Search the listing below for the word "Gallager" and copy each line that holds it.

── Rows

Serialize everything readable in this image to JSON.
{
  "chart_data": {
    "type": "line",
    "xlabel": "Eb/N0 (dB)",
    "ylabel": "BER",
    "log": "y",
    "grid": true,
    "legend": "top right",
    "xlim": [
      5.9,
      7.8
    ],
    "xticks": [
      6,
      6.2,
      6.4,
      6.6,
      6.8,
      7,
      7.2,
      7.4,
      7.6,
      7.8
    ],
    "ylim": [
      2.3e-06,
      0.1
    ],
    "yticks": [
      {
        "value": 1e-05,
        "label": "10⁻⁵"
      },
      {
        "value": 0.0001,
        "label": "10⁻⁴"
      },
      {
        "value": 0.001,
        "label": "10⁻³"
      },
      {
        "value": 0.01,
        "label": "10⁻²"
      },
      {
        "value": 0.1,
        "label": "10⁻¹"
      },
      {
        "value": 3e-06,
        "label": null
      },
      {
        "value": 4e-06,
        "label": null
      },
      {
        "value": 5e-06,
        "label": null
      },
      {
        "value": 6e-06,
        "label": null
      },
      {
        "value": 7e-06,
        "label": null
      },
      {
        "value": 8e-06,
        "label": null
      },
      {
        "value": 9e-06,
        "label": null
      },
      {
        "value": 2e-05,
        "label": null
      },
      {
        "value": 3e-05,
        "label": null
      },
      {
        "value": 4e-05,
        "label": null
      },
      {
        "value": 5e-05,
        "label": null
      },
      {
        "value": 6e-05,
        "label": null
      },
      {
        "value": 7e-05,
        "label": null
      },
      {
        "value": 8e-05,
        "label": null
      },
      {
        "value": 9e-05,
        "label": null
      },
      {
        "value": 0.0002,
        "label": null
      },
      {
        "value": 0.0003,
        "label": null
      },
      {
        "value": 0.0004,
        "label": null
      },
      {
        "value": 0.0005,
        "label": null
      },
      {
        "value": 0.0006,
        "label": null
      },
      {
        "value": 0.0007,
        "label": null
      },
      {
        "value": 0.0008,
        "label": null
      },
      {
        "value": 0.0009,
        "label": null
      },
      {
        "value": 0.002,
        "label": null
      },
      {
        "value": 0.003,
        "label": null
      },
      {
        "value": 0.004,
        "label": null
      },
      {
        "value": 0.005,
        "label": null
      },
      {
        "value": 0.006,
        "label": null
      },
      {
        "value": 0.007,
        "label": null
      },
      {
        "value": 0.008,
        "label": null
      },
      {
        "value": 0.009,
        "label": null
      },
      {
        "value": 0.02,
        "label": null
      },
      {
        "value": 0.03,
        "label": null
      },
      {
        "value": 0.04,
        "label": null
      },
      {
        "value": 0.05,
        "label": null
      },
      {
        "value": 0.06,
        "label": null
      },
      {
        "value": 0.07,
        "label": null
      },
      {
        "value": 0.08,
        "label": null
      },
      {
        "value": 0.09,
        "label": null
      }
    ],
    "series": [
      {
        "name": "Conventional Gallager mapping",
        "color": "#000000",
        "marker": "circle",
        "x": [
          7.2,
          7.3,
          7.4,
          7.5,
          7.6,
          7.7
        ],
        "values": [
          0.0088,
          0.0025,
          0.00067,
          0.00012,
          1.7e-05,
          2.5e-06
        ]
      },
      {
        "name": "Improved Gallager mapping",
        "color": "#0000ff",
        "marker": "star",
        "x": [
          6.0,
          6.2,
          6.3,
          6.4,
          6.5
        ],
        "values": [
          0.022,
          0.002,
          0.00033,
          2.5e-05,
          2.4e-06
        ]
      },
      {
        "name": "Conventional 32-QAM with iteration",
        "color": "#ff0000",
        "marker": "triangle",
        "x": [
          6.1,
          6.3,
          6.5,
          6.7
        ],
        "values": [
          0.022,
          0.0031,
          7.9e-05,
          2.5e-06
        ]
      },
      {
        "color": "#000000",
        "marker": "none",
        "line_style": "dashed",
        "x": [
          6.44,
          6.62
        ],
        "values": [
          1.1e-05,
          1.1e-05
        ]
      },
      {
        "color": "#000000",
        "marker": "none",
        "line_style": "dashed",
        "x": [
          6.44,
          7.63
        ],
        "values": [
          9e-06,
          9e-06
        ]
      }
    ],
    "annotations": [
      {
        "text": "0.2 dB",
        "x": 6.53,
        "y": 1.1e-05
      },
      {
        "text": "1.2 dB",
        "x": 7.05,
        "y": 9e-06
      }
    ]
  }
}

────

▶ **Output below**
        "name": "Conventional Gallager mapping",
        "name": "Improved Gallager mapping",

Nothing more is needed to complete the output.